**Work instructions:** Output a single figure: the number of lines in which the word "secondary" appears.

**Working data:**

------------------------------------------------

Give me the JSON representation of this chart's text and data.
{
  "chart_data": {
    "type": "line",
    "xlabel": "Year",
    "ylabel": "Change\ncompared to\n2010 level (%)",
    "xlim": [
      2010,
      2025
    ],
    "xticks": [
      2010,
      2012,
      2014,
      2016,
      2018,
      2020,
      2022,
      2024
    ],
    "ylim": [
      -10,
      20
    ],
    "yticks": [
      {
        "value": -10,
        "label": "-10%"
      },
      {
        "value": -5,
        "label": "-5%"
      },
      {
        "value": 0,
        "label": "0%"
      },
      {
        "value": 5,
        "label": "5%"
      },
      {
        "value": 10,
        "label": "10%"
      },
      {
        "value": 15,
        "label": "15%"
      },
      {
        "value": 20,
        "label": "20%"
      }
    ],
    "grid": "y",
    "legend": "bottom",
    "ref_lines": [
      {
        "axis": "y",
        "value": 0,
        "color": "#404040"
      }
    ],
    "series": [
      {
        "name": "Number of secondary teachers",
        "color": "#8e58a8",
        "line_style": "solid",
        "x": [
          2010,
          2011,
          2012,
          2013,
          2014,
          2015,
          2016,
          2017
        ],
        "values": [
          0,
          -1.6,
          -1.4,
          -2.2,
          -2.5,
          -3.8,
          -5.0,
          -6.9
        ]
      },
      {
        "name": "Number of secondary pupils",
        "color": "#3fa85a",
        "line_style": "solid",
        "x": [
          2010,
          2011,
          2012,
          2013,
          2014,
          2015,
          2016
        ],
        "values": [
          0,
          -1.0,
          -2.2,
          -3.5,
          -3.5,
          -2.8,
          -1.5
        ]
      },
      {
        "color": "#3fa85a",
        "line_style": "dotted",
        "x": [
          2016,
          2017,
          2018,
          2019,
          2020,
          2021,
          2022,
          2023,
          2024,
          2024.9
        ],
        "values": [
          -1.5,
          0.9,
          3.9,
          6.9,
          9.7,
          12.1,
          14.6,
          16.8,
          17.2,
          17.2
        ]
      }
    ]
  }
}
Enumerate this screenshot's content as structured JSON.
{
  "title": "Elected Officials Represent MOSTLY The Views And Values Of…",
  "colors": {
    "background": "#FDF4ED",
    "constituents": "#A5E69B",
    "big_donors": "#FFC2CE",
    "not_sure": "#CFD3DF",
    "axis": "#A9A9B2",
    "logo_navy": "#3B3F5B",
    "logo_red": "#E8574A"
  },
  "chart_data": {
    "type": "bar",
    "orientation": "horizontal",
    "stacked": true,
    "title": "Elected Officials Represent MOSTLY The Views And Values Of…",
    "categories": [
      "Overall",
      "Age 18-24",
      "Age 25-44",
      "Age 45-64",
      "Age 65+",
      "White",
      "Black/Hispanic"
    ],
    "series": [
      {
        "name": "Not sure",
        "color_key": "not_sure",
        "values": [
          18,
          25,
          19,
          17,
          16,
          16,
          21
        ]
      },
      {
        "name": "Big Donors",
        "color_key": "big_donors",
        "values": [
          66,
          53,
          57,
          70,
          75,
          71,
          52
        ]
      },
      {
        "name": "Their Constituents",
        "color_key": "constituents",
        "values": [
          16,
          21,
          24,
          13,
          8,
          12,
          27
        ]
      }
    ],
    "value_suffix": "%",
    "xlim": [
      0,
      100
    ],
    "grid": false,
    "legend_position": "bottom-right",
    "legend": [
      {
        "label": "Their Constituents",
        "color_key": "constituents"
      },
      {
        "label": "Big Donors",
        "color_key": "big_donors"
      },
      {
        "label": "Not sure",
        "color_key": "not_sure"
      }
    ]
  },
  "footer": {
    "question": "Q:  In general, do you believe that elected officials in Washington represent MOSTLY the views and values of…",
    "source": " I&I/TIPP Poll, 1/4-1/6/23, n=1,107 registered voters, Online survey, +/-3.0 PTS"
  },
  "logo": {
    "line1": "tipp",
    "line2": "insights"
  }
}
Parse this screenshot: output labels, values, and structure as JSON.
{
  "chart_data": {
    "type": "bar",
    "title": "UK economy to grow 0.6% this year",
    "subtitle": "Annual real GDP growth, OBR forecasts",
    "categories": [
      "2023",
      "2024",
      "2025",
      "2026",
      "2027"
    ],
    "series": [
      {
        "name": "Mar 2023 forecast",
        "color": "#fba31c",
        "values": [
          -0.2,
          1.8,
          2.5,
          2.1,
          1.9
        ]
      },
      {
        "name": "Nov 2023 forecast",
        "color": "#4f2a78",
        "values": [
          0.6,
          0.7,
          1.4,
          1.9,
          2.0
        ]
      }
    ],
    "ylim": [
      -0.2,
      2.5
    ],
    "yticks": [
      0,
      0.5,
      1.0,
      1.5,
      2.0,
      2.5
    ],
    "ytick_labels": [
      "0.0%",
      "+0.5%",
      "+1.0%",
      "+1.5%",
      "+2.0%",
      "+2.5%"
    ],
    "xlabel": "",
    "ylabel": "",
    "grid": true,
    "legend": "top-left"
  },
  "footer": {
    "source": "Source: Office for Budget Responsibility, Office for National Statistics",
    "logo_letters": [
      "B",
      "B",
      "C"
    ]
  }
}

------------------------------------------------

**Complete response:** 2